— START Supplied material —
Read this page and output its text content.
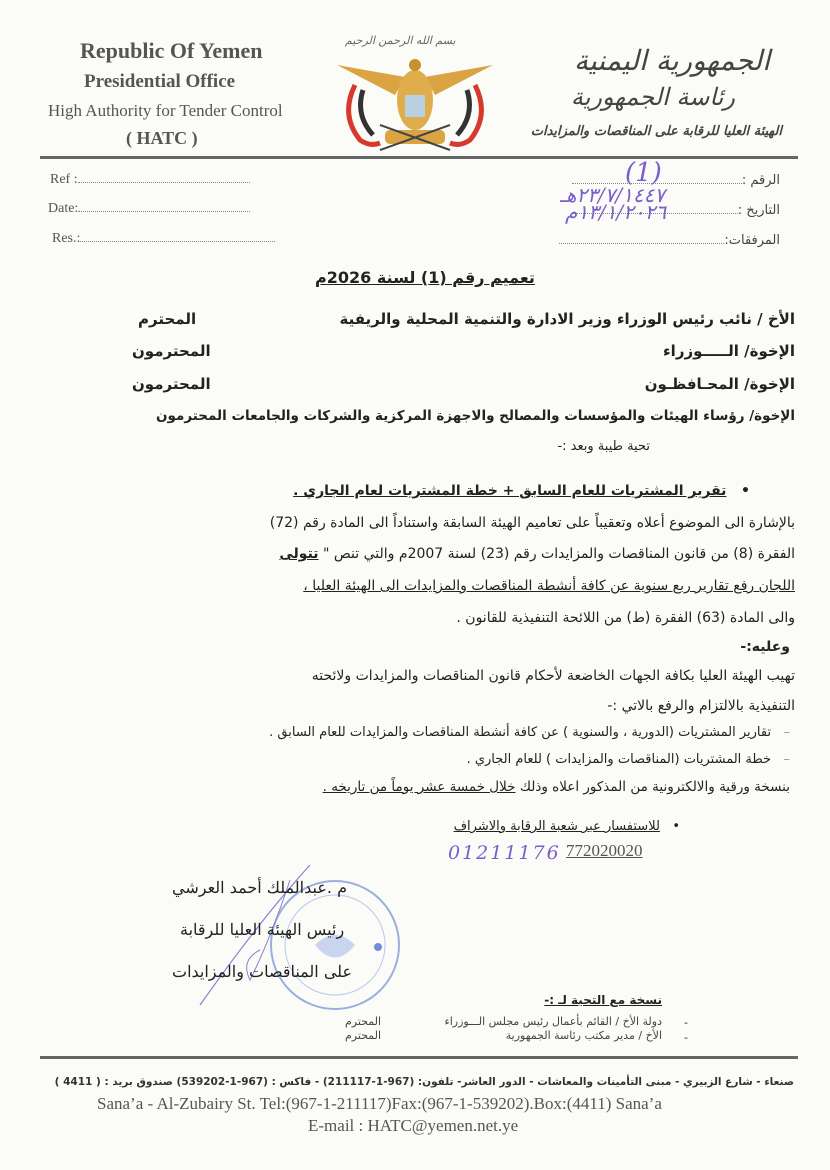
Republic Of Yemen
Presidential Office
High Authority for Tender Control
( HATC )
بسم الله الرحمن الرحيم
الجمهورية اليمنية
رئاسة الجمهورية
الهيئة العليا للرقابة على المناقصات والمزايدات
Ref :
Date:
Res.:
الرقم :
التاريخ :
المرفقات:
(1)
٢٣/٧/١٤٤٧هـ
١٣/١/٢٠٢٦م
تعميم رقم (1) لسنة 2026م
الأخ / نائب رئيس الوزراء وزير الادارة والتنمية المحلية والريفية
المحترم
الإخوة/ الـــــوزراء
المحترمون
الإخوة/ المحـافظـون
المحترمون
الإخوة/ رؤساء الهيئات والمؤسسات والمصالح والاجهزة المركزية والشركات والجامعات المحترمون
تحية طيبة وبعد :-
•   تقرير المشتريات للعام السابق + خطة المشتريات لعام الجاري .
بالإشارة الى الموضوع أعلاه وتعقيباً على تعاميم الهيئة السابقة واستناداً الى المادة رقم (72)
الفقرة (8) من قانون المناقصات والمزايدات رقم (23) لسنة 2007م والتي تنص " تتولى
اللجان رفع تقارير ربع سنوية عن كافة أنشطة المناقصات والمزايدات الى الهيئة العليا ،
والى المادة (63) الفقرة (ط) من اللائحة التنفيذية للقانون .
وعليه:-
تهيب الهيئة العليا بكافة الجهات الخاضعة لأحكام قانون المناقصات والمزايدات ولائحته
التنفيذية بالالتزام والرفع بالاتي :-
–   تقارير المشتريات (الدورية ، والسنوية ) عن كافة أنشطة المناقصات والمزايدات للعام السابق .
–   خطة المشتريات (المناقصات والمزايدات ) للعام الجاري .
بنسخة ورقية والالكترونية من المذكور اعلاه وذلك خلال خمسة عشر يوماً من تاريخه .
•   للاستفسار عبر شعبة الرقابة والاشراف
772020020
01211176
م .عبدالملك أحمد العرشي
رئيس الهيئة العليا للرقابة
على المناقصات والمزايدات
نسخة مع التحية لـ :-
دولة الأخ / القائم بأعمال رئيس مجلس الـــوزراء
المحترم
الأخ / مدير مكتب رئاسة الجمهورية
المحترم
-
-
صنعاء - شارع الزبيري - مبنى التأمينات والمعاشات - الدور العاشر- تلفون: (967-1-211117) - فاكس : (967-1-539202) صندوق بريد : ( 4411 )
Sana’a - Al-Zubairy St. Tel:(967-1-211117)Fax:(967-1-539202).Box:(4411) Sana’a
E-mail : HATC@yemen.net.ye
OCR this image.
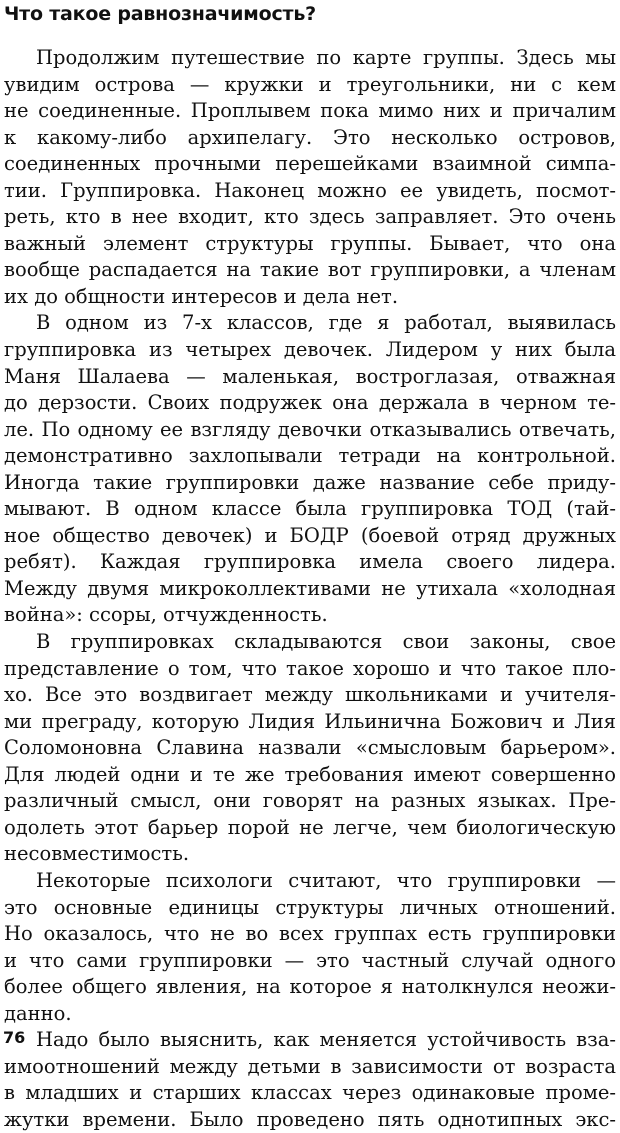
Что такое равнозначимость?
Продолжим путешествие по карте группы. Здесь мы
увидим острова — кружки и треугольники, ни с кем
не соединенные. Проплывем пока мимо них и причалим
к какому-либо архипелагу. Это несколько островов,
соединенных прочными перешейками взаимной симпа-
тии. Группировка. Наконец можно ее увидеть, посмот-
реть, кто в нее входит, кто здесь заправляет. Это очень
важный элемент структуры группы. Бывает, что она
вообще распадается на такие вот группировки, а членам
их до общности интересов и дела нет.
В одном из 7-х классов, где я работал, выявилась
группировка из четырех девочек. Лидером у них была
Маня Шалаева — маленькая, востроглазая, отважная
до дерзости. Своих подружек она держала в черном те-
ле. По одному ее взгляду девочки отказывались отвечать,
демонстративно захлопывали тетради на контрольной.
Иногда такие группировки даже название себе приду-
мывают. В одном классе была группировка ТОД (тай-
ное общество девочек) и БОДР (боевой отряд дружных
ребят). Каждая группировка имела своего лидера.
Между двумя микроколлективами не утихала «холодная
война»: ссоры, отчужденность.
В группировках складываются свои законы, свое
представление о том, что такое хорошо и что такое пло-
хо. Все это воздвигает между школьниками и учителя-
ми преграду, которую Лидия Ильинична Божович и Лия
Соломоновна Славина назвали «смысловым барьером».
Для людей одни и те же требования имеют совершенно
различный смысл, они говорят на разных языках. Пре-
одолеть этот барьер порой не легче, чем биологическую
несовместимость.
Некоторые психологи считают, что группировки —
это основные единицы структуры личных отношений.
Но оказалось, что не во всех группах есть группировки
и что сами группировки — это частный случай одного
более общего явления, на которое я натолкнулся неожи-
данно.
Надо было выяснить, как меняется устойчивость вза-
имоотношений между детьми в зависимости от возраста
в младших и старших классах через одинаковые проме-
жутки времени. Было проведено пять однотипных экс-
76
— END Supplied material —
— START Supplied material —
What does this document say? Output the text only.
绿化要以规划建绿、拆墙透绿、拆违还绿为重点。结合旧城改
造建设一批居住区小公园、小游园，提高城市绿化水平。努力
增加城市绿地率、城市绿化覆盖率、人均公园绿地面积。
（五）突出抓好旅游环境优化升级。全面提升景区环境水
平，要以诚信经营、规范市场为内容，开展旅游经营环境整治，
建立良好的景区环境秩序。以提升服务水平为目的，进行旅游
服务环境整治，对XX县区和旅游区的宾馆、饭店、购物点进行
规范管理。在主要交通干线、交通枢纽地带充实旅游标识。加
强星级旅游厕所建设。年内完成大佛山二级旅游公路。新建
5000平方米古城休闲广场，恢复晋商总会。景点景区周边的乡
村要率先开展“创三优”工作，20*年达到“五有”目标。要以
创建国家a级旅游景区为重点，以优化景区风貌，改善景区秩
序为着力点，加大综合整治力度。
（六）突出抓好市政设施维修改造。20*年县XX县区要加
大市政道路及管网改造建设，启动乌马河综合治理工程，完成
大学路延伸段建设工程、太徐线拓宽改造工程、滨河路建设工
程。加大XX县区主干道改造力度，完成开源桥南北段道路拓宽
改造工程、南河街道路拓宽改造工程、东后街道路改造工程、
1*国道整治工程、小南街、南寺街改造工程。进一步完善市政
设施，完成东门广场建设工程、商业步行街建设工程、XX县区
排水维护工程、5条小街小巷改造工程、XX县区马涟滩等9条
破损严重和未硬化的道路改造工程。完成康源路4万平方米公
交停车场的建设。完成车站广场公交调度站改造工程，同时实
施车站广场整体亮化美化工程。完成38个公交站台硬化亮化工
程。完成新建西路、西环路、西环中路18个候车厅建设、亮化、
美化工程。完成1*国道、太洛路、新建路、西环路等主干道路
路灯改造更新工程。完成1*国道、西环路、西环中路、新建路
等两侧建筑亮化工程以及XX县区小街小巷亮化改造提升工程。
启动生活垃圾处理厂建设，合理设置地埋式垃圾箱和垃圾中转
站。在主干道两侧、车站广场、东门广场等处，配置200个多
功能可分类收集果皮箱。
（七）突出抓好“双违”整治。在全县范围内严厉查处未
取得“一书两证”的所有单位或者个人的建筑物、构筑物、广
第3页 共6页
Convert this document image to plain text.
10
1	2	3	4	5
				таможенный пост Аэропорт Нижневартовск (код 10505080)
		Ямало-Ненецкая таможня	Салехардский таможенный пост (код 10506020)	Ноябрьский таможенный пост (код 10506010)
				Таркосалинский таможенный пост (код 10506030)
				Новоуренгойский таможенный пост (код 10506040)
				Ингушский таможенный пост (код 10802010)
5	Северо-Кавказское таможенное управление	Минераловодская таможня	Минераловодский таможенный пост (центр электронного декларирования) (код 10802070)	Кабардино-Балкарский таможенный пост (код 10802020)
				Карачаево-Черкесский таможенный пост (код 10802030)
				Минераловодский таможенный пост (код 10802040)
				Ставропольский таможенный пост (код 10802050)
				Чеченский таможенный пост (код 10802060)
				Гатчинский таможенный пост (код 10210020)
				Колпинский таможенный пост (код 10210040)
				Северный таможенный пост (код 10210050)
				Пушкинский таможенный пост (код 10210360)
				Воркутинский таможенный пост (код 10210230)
— END Supplied material —
Aim ::
Find the lines holding "الجاري" and list every one.

Finished task ::
•   تقرير المشتريات للعام السابق + خطة المشتريات لعام الجاري .
–   خطة المشتريات (المناقصات والمزايدات ) للعام الجاري .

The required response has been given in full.